● TO DO
Using the listing beneath this task, count the lines with the word "open" and write only the result.

● MATERIAL FOR THIS EXERCISE
—————

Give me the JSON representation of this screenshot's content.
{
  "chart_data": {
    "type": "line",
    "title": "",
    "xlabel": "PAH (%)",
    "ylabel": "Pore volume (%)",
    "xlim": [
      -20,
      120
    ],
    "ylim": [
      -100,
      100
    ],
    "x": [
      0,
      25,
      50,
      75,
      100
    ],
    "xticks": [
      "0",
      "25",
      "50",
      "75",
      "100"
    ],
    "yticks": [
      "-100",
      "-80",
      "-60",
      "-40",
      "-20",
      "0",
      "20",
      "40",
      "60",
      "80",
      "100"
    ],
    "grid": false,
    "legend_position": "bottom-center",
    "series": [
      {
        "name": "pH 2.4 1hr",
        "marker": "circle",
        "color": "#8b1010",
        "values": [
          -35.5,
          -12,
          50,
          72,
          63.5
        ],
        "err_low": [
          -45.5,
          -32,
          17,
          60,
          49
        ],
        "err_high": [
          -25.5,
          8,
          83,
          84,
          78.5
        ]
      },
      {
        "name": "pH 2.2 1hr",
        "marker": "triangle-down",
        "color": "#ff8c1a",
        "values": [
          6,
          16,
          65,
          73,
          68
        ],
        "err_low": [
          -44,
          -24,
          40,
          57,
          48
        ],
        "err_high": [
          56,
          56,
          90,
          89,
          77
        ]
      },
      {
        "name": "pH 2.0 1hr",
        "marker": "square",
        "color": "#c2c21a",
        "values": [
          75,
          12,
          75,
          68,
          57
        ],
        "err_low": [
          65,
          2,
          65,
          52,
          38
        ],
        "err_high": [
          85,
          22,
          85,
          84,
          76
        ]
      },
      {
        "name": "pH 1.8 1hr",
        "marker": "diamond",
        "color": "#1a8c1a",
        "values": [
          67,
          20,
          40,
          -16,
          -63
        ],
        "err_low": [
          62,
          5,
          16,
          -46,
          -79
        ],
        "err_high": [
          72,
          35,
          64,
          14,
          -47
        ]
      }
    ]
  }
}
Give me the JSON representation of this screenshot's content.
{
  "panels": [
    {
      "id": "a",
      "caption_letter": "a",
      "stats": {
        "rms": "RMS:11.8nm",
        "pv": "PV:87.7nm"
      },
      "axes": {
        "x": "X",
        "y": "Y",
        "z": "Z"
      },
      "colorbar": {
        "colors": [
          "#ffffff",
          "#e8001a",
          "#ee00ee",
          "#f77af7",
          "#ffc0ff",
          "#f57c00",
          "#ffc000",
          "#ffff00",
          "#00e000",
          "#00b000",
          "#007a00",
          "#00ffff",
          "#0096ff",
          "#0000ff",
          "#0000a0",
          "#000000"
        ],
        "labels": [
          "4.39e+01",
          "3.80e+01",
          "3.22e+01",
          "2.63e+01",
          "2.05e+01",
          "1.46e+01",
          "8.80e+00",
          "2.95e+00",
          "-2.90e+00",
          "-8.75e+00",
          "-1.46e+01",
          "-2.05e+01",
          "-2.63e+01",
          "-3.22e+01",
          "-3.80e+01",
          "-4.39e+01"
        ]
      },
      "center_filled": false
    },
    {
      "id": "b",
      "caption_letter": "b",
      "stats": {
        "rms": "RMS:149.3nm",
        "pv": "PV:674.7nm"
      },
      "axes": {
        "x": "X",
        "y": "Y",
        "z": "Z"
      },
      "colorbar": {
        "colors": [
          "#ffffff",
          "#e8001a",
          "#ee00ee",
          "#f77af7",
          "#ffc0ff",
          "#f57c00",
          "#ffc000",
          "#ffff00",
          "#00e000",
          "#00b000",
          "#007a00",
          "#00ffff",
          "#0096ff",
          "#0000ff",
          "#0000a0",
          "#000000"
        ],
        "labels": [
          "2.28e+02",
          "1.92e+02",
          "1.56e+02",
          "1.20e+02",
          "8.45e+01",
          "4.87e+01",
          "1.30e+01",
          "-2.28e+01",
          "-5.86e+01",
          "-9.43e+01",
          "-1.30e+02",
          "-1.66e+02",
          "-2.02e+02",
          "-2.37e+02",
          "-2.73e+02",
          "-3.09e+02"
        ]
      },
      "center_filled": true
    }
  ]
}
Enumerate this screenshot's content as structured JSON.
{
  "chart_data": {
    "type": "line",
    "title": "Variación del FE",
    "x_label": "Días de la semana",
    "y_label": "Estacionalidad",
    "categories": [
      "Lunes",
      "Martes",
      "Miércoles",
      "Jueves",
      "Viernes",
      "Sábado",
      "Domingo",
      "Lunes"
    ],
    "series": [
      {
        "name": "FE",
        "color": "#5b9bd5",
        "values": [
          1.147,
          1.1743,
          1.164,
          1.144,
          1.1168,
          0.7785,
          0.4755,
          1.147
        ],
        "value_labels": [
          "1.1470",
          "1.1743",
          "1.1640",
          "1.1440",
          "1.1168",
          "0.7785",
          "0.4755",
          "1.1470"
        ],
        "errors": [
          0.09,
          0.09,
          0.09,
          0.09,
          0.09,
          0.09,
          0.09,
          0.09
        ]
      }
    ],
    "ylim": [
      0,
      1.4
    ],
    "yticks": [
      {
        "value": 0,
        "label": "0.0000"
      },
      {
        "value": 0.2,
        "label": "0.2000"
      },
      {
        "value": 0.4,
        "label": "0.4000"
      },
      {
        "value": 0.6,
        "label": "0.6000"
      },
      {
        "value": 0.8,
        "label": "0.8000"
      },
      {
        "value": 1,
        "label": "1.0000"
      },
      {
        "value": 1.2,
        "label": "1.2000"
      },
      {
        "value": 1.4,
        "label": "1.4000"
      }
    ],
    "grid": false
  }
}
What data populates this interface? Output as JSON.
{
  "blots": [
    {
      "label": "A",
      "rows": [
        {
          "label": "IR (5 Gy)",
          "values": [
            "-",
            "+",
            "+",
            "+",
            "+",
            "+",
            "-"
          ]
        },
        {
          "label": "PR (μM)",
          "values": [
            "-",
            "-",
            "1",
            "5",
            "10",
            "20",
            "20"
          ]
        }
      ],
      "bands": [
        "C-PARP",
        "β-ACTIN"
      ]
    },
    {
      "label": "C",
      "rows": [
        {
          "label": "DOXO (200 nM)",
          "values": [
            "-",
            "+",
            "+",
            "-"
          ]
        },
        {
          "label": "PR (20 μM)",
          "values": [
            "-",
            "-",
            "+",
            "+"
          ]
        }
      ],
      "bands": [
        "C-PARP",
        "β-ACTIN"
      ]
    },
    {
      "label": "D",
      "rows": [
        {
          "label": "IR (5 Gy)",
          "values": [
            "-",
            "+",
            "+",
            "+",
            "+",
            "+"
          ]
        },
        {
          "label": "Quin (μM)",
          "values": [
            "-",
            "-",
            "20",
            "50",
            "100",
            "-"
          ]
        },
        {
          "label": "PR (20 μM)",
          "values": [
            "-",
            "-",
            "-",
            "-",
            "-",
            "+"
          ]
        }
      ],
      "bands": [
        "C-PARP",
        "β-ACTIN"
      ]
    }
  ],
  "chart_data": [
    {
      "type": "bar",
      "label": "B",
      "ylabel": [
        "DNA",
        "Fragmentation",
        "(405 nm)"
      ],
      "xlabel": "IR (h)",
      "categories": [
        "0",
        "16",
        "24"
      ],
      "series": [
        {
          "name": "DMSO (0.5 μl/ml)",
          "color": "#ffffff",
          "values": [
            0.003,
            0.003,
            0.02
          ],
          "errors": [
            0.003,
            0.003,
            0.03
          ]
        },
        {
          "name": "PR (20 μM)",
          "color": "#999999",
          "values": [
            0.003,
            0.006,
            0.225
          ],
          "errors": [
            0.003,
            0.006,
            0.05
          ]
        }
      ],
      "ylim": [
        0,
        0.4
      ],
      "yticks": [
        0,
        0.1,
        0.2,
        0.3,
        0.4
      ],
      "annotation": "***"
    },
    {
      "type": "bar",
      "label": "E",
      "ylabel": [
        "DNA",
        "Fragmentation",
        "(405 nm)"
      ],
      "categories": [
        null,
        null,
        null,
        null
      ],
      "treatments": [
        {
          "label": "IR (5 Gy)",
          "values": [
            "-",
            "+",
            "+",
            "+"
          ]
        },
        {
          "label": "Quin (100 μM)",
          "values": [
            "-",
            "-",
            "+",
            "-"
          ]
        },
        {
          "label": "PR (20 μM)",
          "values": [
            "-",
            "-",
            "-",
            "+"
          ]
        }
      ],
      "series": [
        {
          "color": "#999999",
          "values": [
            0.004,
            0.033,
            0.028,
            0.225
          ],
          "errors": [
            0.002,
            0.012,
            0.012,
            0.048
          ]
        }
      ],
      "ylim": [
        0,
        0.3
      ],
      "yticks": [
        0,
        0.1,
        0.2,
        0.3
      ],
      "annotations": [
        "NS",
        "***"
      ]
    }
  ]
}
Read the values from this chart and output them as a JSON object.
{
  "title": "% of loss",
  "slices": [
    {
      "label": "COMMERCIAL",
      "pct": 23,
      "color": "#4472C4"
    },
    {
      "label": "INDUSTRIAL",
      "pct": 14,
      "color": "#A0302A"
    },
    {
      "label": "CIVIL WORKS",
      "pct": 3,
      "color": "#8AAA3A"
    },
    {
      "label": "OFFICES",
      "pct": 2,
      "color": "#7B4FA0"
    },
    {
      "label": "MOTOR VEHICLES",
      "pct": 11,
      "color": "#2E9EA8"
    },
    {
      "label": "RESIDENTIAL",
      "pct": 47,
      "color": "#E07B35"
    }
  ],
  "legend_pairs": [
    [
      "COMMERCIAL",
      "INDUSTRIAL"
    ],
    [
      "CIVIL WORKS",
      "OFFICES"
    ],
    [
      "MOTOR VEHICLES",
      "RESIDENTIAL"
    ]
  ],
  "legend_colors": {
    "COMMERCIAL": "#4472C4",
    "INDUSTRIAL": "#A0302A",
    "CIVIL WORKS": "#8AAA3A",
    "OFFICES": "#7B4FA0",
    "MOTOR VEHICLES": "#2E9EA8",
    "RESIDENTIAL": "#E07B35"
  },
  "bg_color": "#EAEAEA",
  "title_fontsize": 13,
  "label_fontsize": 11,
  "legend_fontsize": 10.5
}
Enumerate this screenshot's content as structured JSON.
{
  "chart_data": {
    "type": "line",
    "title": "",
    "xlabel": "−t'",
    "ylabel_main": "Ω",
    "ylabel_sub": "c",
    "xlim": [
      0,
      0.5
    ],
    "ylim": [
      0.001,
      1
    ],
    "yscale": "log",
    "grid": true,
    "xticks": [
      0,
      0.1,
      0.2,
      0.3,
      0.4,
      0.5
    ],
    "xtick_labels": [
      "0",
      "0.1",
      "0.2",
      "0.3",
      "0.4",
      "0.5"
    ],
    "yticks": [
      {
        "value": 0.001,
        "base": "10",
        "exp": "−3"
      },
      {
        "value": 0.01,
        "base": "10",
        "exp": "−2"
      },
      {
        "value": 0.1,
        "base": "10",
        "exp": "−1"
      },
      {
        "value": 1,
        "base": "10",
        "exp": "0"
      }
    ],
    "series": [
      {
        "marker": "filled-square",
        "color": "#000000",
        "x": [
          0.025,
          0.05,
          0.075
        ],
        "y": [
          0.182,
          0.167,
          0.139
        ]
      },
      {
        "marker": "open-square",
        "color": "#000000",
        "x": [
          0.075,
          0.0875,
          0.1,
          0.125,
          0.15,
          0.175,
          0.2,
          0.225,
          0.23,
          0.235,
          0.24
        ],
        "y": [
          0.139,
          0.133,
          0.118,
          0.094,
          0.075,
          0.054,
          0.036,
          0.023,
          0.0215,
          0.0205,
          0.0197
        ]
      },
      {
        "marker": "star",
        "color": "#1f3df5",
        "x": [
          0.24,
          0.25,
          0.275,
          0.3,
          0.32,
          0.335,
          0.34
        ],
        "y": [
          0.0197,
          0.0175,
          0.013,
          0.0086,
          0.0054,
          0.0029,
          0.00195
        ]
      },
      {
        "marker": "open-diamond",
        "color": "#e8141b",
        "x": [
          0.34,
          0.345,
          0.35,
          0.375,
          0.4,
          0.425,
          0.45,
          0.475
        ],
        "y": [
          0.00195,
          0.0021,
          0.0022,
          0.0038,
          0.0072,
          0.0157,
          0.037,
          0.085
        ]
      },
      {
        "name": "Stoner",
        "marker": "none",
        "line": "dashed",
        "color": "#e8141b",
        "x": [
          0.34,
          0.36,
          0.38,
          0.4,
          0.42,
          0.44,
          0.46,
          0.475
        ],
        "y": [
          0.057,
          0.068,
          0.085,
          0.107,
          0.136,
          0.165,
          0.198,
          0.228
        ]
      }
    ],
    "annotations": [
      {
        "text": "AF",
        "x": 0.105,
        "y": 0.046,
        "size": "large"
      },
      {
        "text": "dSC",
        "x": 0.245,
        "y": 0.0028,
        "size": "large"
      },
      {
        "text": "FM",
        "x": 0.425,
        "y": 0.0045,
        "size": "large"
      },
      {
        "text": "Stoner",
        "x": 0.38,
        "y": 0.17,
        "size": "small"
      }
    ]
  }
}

—————

● OUTPUT OF THE EXERCISE
2